TASK INPUT:
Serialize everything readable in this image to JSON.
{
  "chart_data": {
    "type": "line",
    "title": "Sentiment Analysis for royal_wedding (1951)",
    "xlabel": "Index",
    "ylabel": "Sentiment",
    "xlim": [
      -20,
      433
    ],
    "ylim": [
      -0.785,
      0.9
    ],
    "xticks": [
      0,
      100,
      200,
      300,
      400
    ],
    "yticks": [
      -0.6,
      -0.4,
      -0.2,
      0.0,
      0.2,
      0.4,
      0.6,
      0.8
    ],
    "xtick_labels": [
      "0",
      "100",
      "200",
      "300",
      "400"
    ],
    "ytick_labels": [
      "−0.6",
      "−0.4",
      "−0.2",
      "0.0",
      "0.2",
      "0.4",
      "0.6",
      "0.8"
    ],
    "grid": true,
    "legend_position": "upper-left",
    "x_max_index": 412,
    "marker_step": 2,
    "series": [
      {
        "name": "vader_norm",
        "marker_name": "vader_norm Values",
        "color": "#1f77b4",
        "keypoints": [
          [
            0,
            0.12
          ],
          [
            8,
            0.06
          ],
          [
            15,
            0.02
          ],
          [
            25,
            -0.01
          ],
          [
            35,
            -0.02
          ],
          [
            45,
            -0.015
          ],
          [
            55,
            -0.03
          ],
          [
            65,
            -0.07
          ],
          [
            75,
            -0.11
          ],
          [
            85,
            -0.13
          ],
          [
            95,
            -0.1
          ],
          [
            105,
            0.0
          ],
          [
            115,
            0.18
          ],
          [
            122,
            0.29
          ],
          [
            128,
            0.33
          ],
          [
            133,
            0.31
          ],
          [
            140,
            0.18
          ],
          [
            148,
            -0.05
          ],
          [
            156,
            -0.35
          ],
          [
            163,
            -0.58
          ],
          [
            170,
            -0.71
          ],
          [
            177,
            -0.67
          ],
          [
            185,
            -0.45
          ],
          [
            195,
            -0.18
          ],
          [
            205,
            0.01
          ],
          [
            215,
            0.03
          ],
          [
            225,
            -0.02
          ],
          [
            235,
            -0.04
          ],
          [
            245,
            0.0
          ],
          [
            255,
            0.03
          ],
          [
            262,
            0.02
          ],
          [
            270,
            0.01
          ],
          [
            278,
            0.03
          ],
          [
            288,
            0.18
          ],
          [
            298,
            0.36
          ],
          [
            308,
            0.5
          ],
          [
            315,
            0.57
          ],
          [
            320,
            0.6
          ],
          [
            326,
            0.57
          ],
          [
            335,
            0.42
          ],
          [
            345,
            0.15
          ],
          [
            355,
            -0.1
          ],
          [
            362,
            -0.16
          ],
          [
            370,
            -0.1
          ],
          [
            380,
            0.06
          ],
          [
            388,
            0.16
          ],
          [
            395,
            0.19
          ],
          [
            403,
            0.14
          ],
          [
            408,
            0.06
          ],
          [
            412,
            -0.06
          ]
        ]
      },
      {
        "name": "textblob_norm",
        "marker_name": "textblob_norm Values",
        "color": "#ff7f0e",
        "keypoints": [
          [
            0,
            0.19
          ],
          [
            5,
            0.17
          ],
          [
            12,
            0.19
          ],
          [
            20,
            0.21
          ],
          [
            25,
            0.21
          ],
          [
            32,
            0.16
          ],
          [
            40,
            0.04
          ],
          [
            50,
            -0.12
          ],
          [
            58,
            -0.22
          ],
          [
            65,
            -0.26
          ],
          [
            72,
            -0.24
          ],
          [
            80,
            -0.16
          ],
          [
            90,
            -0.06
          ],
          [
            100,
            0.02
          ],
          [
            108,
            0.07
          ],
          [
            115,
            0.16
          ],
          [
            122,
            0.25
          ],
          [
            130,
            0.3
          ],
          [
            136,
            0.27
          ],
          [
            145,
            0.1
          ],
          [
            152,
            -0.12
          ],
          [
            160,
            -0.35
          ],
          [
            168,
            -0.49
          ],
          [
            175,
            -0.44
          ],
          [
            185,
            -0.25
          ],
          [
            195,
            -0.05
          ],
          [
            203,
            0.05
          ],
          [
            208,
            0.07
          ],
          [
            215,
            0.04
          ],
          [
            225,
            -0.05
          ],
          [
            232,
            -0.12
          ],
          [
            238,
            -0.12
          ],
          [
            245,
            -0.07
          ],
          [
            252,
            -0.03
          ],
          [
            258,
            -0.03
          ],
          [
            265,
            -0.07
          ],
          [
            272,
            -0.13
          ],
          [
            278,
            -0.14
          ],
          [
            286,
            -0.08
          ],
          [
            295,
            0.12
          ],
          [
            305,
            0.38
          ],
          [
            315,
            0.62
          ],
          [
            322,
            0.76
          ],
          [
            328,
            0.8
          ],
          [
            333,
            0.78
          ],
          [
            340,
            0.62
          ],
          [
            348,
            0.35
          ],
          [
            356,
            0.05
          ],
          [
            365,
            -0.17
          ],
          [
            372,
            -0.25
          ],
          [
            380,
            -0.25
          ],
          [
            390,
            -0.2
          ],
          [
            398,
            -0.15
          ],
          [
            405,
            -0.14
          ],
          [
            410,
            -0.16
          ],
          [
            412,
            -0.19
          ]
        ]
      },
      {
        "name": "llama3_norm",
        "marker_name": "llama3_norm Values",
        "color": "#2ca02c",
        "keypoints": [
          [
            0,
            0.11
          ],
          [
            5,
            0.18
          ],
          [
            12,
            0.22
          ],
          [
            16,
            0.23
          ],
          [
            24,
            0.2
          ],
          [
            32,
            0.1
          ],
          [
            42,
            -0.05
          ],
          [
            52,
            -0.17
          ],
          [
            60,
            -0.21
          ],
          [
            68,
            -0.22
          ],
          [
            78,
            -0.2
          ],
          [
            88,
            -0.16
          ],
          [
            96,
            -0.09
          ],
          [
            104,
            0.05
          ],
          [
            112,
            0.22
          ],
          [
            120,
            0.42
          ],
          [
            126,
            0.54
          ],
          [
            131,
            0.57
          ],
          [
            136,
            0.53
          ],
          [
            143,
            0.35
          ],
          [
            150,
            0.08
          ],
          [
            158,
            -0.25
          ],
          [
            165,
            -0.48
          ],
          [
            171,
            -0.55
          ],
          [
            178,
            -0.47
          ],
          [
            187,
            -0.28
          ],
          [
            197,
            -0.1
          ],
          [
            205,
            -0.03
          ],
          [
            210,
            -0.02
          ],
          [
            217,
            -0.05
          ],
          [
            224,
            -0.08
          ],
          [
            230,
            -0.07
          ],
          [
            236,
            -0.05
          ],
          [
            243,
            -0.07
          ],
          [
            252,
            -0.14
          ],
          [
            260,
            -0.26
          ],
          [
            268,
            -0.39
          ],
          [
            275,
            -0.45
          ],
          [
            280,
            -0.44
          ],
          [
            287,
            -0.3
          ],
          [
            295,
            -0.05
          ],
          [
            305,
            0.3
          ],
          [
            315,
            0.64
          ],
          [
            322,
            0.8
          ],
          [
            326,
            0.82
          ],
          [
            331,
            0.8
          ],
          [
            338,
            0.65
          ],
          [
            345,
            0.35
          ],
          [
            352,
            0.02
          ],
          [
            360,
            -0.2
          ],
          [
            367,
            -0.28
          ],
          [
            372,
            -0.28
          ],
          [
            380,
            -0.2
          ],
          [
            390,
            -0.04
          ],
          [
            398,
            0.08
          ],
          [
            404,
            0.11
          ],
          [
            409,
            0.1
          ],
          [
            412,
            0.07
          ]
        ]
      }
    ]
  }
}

TO BE DONE: Extract all the entries word for word.

EXPECTED ANSWER:
Serialize everything readable in this image to JSON.
{
  "chart_data": {
    "type": "line",
    "title": "Sentiment Analysis for royal_wedding (1951)",
    "xlabel": "Index",
    "ylabel": "Sentiment",
    "xlim": [
      -20,
      433
    ],
    "ylim": [
      -0.785,
      0.9
    ],
    "xticks": [
      0,
      100,
      200,
      300,
      400
    ],
    "yticks": [
      -0.6,
      -0.4,
      -0.2,
      0.0,
      0.2,
      0.4,
      0.6,
      0.8
    ],
    "xtick_labels": [
      "0",
      "100",
      "200",
      "300",
      "400"
    ],
    "ytick_labels": [
      "−0.6",
      "−0.4",
      "−0.2",
      "0.0",
      "0.2",
      "0.4",
      "0.6",
      "0.8"
    ],
    "grid": true,
    "legend_position": "upper-left",
    "x_max_index": 412,
    "marker_step": 2,
    "series": [
      {
        "name": "vader_norm",
        "marker_name": "vader_norm Values",
        "color": "#1f77b4",
        "keypoints": [
          [
            0,
            0.12
          ],
          [
            8,
            0.06
          ],
          [
            15,
            0.02
          ],
          [
            25,
            -0.01
          ],
          [
            35,
            -0.02
          ],
          [
            45,
            -0.015
          ],
          [
            55,
            -0.03
          ],
          [
            65,
            -0.07
          ],
          [
            75,
            -0.11
          ],
          [
            85,
            -0.13
          ],
          [
            95,
            -0.1
          ],
          [
            105,
            0.0
          ],
          [
            115,
            0.18
          ],
          [
            122,
            0.29
          ],
          [
            128,
            0.33
          ],
          [
            133,
            0.31
          ],
          [
            140,
            0.18
          ],
          [
            148,
            -0.05
          ],
          [
            156,
            -0.35
          ],
          [
            163,
            -0.58
          ],
          [
            170,
            -0.71
          ],
          [
            177,
            -0.67
          ],
          [
            185,
            -0.45
          ],
          [
            195,
            -0.18
          ],
          [
            205,
            0.01
          ],
          [
            215,
            0.03
          ],
          [
            225,
            -0.02
          ],
          [
            235,
            -0.04
          ],
          [
            245,
            0.0
          ],
          [
            255,
            0.03
          ],
          [
            262,
            0.02
          ],
          [
            270,
            0.01
          ],
          [
            278,
            0.03
          ],
          [
            288,
            0.18
          ],
          [
            298,
            0.36
          ],
          [
            308,
            0.5
          ],
          [
            315,
            0.57
          ],
          [
            320,
            0.6
          ],
          [
            326,
            0.57
          ],
          [
            335,
            0.42
          ],
          [
            345,
            0.15
          ],
          [
            355,
            -0.1
          ],
          [
            362,
            -0.16
          ],
          [
            370,
            -0.1
          ],
          [
            380,
            0.06
          ],
          [
            388,
            0.16
          ],
          [
            395,
            0.19
          ],
          [
            403,
            0.14
          ],
          [
            408,
            0.06
          ],
          [
            412,
            -0.06
          ]
        ]
      },
      {
        "name": "textblob_norm",
        "marker_name": "textblob_norm Values",
        "color": "#ff7f0e",
        "keypoints": [
          [
            0,
            0.19
          ],
          [
            5,
            0.17
          ],
          [
            12,
            0.19
          ],
          [
            20,
            0.21
          ],
          [
            25,
            0.21
          ],
          [
            32,
            0.16
          ],
          [
            40,
            0.04
          ],
          [
            50,
            -0.12
          ],
          [
            58,
            -0.22
          ],
          [
            65,
            -0.26
          ],
          [
            72,
            -0.24
          ],
          [
            80,
            -0.16
          ],
          [
            90,
            -0.06
          ],
          [
            100,
            0.02
          ],
          [
            108,
            0.07
          ],
          [
            115,
            0.16
          ],
          [
            122,
            0.25
          ],
          [
            130,
            0.3
          ],
          [
            136,
            0.27
          ],
          [
            145,
            0.1
          ],
          [
            152,
            -0.12
          ],
          [
            160,
            -0.35
          ],
          [
            168,
            -0.49
          ],
          [
            175,
            -0.44
          ],
          [
            185,
            -0.25
          ],
          [
            195,
            -0.05
          ],
          [
            203,
            0.05
          ],
          [
            208,
            0.07
          ],
          [
            215,
            0.04
          ],
          [
            225,
            -0.05
          ],
          [
            232,
            -0.12
          ],
          [
            238,
            -0.12
          ],
          [
            245,
            -0.07
          ],
          [
            252,
            -0.03
          ],
          [
            258,
            -0.03
          ],
          [
            265,
            -0.07
          ],
          [
            272,
            -0.13
          ],
          [
            278,
            -0.14
          ],
          [
            286,
            -0.08
          ],
          [
            295,
            0.12
          ],
          [
            305,
            0.38
          ],
          [
            315,
            0.62
          ],
          [
            322,
            0.76
          ],
          [
            328,
            0.8
          ],
          [
            333,
            0.78
          ],
          [
            340,
            0.62
          ],
          [
            348,
            0.35
          ],
          [
            356,
            0.05
          ],
          [
            365,
            -0.17
          ],
          [
            372,
            -0.25
          ],
          [
            380,
            -0.25
          ],
          [
            390,
            -0.2
          ],
          [
            398,
            -0.15
          ],
          [
            405,
            -0.14
          ],
          [
            410,
            -0.16
          ],
          [
            412,
            -0.19
          ]
        ]
      },
      {
        "name": "llama3_norm",
        "marker_name": "llama3_norm Values",
        "color": "#2ca02c",
        "keypoints": [
          [
            0,
            0.11
          ],
          [
            5,
            0.18
          ],
          [
            12,
            0.22
          ],
          [
            16,
            0.23
          ],
          [
            24,
            0.2
          ],
          [
            32,
            0.1
          ],
          [
            42,
            -0.05
          ],
          [
            52,
            -0.17
          ],
          [
            60,
            -0.21
          ],
          [
            68,
            -0.22
          ],
          [
            78,
            -0.2
          ],
          [
            88,
            -0.16
          ],
          [
            96,
            -0.09
          ],
          [
            104,
            0.05
          ],
          [
            112,
            0.22
          ],
          [
            120,
            0.42
          ],
          [
            126,
            0.54
          ],
          [
            131,
            0.57
          ],
          [
            136,
            0.53
          ],
          [
            143,
            0.35
          ],
          [
            150,
            0.08
          ],
          [
            158,
            -0.25
          ],
          [
            165,
            -0.48
          ],
          [
            171,
            -0.55
          ],
          [
            178,
            -0.47
          ],
          [
            187,
            -0.28
          ],
          [
            197,
            -0.1
          ],
          [
            205,
            -0.03
          ],
          [
            210,
            -0.02
          ],
          [
            217,
            -0.05
          ],
          [
            224,
            -0.08
          ],
          [
            230,
            -0.07
          ],
          [
            236,
            -0.05
          ],
          [
            243,
            -0.07
          ],
          [
            252,
            -0.14
          ],
          [
            260,
            -0.26
          ],
          [
            268,
            -0.39
          ],
          [
            275,
            -0.45
          ],
          [
            280,
            -0.44
          ],
          [
            287,
            -0.3
          ],
          [
            295,
            -0.05
          ],
          [
            305,
            0.3
          ],
          [
            315,
            0.64
          ],
          [
            322,
            0.8
          ],
          [
            326,
            0.82
          ],
          [
            331,
            0.8
          ],
          [
            338,
            0.65
          ],
          [
            345,
            0.35
          ],
          [
            352,
            0.02
          ],
          [
            360,
            -0.2
          ],
          [
            367,
            -0.28
          ],
          [
            372,
            -0.28
          ],
          [
            380,
            -0.2
          ],
          [
            390,
            -0.04
          ],
          [
            398,
            0.08
          ],
          [
            404,
            0.11
          ],
          [
            409,
            0.1
          ],
          [
            412,
            0.07
          ]
        ]
      }
    ]
  }
}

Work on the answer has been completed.